→ What you are asked to do
Look through the lines below and extract any with the word "last".

→ Extracted material

--------

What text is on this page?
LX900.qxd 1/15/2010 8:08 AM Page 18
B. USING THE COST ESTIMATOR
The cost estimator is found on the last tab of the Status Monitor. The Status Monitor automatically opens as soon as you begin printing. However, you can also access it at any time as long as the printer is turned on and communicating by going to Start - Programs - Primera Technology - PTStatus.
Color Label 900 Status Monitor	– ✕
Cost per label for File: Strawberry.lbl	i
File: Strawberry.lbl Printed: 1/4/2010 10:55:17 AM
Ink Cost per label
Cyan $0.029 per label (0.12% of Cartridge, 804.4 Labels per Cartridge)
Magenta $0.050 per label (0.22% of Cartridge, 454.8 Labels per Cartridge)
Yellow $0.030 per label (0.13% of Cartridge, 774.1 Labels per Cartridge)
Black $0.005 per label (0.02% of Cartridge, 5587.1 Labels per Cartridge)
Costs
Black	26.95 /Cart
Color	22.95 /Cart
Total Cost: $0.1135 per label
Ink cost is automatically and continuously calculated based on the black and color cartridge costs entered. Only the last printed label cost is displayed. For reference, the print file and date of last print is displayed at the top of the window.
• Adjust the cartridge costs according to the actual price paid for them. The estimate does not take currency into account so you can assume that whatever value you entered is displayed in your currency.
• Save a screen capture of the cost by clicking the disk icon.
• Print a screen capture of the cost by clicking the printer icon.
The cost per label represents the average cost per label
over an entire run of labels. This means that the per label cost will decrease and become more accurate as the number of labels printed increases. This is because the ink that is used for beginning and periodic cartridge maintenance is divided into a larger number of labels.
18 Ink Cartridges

--------

→ Final answer
The cost estimator is found on the last tab of the Status Monitor. The Status Monitor automatically opens as soon as you begin printing. However, you can also access it at any time as long as the printer is turned on and communicating by going to Start - Programs - Primera Technology - PTStatus.
Ink cost is automatically and continuously calculated based on the black and color cartridge costs entered. Only the last printed label cost is displayed. For reference, the print file and date of last print is displayed at the top of the window.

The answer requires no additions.